The request:
For each line that holds "Framework", copy the line out.

Data listing:
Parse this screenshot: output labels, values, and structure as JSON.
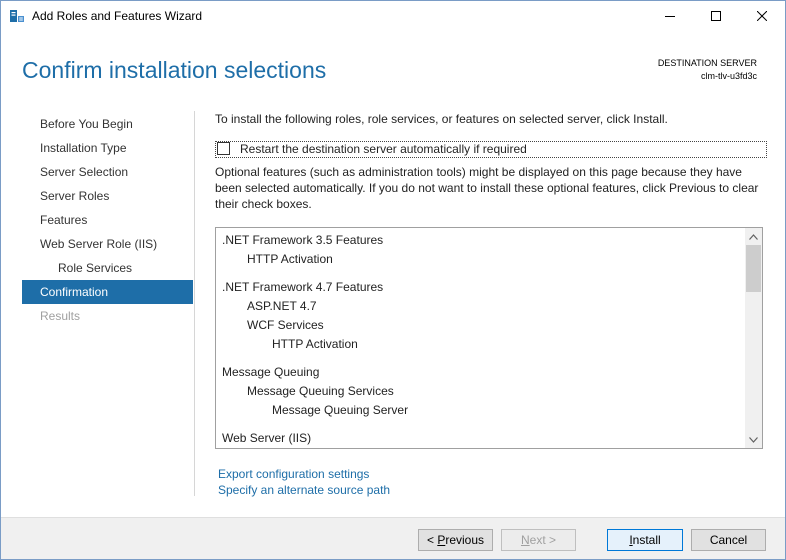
{
  "window": {
    "title": "Add Roles and Features Wizard",
    "icon": "server-manager-icon",
    "controls": {
      "minimize": "minimize-icon",
      "maximize": "maximize-icon",
      "close": "close-icon"
    }
  },
  "header": {
    "title": "Confirm installation selections",
    "destination_label": "DESTINATION SERVER",
    "destination_name": "clm-tlv-u3fd3c"
  },
  "nav": {
    "items": [
      {
        "label": "Before You Begin",
        "state": "normal"
      },
      {
        "label": "Installation Type",
        "state": "normal"
      },
      {
        "label": "Server Selection",
        "state": "normal"
      },
      {
        "label": "Server Roles",
        "state": "normal"
      },
      {
        "label": "Features",
        "state": "normal"
      },
      {
        "label": "Web Server Role (IIS)",
        "state": "normal"
      },
      {
        "label": "Role Services",
        "state": "sub"
      },
      {
        "label": "Confirmation",
        "state": "active"
      },
      {
        "label": "Results",
        "state": "disabled"
      }
    ]
  },
  "content": {
    "intro": "To install the following roles, role services, or features on selected server, click Install.",
    "restart_label": "Restart the destination server automatically if required",
    "restart_checked": false,
    "optional_text": "Optional features (such as administration tools) might be displayed on this page because they have been selected automatically. If you do not want to install these optional features, click Previous to clear their check boxes.",
    "features": [
      {
        "text": ".NET Framework 3.5 Features",
        "level": 0
      },
      {
        "text": "HTTP Activation",
        "level": 1
      },
      {
        "text": ".NET Framework 4.7 Features",
        "level": 0
      },
      {
        "text": "ASP.NET 4.7",
        "level": 1
      },
      {
        "text": "WCF Services",
        "level": 1
      },
      {
        "text": "HTTP Activation",
        "level": 2
      },
      {
        "text": "Message Queuing",
        "level": 0
      },
      {
        "text": "Message Queuing Services",
        "level": 1
      },
      {
        "text": "Message Queuing Server",
        "level": 2
      },
      {
        "text": "Web Server (IIS)",
        "level": 0
      }
    ],
    "links": {
      "export": "Export configuration settings",
      "alternate_source": "Specify an alternate source path"
    }
  },
  "footer": {
    "previous": {
      "prefix": "< ",
      "accel": "P",
      "rest": "revious"
    },
    "next": {
      "accel": "N",
      "rest": "ext >"
    },
    "install": {
      "accel": "I",
      "rest": "nstall"
    },
    "cancel": "Cancel"
  },
  "colors": {
    "accent": "#1e6ea8",
    "nav_active_bg": "#1e6ea8",
    "footer_bg": "#f0f0f0"
  }
}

Solution to the exercise:
        "text": ".NET Framework 3.5 Features",
        "text": ".NET Framework 4.7 Features",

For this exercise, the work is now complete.